### Information given ###

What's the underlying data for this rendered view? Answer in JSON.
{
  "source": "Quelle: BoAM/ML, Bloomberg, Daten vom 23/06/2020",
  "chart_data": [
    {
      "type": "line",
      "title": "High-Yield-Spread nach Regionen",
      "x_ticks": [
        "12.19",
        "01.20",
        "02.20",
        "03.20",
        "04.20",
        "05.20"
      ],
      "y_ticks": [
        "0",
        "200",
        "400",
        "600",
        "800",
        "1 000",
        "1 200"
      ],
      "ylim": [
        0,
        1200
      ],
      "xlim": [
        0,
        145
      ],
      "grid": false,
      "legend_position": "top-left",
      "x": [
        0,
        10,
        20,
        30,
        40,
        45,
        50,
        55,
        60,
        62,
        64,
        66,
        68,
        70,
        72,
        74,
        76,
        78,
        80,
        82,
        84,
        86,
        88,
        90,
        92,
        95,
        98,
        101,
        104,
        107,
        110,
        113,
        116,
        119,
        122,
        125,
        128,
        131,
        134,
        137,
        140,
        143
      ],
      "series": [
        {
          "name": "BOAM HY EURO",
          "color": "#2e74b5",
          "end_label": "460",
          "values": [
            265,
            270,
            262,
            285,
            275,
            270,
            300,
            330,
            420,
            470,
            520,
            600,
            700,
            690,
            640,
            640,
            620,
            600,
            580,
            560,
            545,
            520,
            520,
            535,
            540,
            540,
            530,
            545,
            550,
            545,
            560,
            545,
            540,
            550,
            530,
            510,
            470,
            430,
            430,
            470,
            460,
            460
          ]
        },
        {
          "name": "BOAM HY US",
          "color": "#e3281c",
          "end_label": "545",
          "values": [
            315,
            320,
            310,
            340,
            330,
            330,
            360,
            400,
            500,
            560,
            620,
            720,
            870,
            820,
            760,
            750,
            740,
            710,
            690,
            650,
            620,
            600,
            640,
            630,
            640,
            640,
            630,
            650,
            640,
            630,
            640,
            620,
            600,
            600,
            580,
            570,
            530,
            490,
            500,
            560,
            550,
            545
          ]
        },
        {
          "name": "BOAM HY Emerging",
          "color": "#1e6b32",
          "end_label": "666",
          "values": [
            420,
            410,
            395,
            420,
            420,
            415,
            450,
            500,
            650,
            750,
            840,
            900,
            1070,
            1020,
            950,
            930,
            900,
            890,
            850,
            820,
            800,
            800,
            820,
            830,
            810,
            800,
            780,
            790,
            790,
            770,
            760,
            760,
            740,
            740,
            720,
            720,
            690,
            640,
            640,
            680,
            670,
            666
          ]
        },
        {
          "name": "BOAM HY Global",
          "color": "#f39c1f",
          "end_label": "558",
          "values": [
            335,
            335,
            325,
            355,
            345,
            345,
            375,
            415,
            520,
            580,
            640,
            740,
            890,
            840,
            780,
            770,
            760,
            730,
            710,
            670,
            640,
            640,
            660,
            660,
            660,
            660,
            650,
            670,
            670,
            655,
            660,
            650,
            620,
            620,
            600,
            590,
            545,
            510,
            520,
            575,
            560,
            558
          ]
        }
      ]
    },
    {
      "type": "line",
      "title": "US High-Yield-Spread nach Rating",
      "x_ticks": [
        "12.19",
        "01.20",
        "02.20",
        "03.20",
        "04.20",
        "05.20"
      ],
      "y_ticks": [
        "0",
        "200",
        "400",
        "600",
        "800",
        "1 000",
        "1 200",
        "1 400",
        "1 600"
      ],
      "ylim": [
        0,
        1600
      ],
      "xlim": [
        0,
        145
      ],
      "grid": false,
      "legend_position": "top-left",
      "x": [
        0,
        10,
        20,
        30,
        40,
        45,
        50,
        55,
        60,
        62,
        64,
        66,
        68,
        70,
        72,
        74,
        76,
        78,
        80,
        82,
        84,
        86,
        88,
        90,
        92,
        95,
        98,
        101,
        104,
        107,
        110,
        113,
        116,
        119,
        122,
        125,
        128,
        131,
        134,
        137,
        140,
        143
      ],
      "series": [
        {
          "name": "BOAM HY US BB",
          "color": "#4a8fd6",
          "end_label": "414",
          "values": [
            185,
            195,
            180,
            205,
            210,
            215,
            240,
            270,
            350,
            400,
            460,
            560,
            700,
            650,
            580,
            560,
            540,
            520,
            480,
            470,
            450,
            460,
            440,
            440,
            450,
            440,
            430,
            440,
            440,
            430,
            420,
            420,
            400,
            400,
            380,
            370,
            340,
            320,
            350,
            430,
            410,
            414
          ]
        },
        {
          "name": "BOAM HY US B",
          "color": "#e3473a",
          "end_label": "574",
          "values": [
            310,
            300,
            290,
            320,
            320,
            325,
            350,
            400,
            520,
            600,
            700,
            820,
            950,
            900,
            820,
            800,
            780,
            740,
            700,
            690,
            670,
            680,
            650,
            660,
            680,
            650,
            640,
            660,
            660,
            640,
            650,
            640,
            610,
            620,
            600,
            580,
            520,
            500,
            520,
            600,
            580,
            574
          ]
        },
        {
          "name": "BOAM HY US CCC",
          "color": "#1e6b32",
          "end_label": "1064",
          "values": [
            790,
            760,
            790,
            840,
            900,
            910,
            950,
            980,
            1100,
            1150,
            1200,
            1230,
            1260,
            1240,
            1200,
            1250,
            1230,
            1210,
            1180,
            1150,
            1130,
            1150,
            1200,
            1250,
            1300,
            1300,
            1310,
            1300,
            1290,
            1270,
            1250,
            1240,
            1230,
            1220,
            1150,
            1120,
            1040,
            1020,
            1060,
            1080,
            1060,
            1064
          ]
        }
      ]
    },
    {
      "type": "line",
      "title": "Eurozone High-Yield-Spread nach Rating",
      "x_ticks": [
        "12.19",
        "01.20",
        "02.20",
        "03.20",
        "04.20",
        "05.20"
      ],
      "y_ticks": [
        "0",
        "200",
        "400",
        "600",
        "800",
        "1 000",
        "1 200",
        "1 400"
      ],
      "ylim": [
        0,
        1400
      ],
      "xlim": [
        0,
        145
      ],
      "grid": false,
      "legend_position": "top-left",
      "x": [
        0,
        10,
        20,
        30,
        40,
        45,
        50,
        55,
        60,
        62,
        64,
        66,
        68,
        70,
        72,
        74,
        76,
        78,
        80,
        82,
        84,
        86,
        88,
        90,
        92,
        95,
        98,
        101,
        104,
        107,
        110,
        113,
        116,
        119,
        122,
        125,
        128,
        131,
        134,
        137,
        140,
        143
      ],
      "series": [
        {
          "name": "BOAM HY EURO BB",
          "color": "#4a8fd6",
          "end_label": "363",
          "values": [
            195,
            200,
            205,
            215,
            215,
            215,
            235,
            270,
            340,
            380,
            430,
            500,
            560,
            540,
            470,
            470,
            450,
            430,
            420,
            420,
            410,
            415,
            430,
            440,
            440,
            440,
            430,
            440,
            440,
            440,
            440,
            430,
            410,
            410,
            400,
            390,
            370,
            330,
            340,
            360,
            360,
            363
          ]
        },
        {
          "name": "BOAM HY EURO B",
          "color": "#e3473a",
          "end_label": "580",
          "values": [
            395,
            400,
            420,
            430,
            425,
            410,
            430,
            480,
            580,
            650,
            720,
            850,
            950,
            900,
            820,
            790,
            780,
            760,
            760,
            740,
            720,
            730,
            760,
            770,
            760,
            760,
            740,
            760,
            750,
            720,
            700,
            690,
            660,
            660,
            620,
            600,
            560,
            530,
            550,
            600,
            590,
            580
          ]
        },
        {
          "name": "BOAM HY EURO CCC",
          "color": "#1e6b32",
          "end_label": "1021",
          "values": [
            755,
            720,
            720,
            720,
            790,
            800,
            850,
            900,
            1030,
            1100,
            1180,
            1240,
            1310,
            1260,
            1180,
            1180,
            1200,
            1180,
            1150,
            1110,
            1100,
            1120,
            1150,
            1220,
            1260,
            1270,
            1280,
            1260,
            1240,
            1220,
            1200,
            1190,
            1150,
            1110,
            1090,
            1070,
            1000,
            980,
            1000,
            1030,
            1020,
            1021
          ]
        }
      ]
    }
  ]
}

###

Stated problem
Return only the number of lines in the preceding records that contain the string "nach".

The result
3